* Task instructions
**1)** Copy out everything in the pandas notebook from "## Filtering projects" down to "pd.to_datetime(raw_df['Launched_at'], unit='s', origin='unix')".
**2)** Write the next part of the pandas notebook, starting after its last line.

* Text section
---

## Imports and reading the data

In [1]:
import pandas as pd
import re
from nltk.corpus import stopwords
from nltk.stem import WordNetLemmatizer

In [2]:
raw_df = pd.read_csv('../data/all_project_week_19_32.csv')
cols = ['project_slug', 'Category', 'Location', 'Goal_USD', 'Pledge_USD', 'Number_Backers', 'Creator_nb_projects','Project_Community_top_countries','Project_description', 'Deadline', 'Launched_at' ]
raw_df = raw_df[cols]
raw_df = raw_df.dropna()

## Filtering projects that are still running when the data collection happened (2019 aug. 11)

In [3]:
# getting rid on unix timestamps
raw_df['end_date'] = pd.to_datetime(raw_df['Deadline'], unit='s', origin='unix')
raw_df['launch_date'] = pd.to_datetime(raw_df['Launched_at'], unit='s', origin='unix')

---

* Rows
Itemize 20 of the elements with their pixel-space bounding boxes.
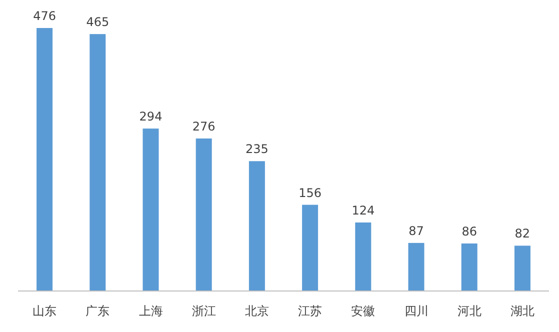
x-tick-label: 湖北	[510, 304, 534, 318]
x-tick-label: 广东	[86, 304, 110, 318]
x-tick-label: 江苏	[298, 304, 322, 318]
data-label: 465	[86, 15, 110, 30]
x-tick-label: 北京	[244, 304, 269, 318]
data-label: 235	[245, 142, 268, 156]
data-label: 156	[298, 186, 322, 200]
x-tick-label: 山东	[32, 304, 57, 318]
x-tick-label: 四川	[404, 304, 428, 318]
x-tick-label: 河北	[457, 304, 482, 318]
data-label: 87	[408, 224, 424, 238]
x-tick-label: 上海	[138, 304, 163, 318]
data-label: 86	[462, 224, 477, 238]
data-label: 476	[33, 9, 56, 23]
data-label: 82	[514, 226, 530, 241]
data-label: 124	[352, 203, 375, 218]
x-tick-label: 浙江	[192, 304, 216, 318]
data-label: 294	[139, 110, 162, 124]
data-label: 276	[192, 120, 216, 134]
x-tick-label: 安徽	[351, 304, 376, 318]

---

* Task responses
**1)**
## Filtering projects that are still running when the data collection happened (2019 aug. 11)

In [3]:
# getting rid on unix timestamps
raw_df['end_date'] = pd.to_datetime(raw_df['Deadline'], unit='s', origin='unix')
raw_df['launch_date'] = pd.to_datetime(raw_df['Launched_at'], unit='s', origin='unix')

**2)**
# Exploring how the launch- and end-dates look like in the dataset
print('earliest launch date: ', raw_df['launch_date'].min())
print('earliest deadline: ', raw_df['end_date'].min())
print('latest launch date: ', raw_df['launch_date'].max())
print('latest deadline: ', raw_df['end_date'].max())


earliest launch date:  2009-05-06 16:20:07
earliest deadline:  2009-06-24 22:26:00
latest launch date:  2019-07-30 10:03:18
latest deadline:  2019-09-28 08:11:41


In [4]:
# filtering on date of collection
cutoff_date = pd.Timestamp(year=2019, month=8, day=11, hour=0)
raw_df = raw_df[ raw_df['end_date'] < cutoff_date ]
raw_df = raw_df.drop(columns=['Deadline', 'Launched_at', 'launch_date', 'end_date'])
raw_df.columns

Index(['project_slug', 'Category', 'Location', 'Goal_USD', 'Pledge_USD',
       'Number_Backers', 'Creator_nb_projects',
       'Project_Community_top_countries', 'Project_description'],
      dtype='object')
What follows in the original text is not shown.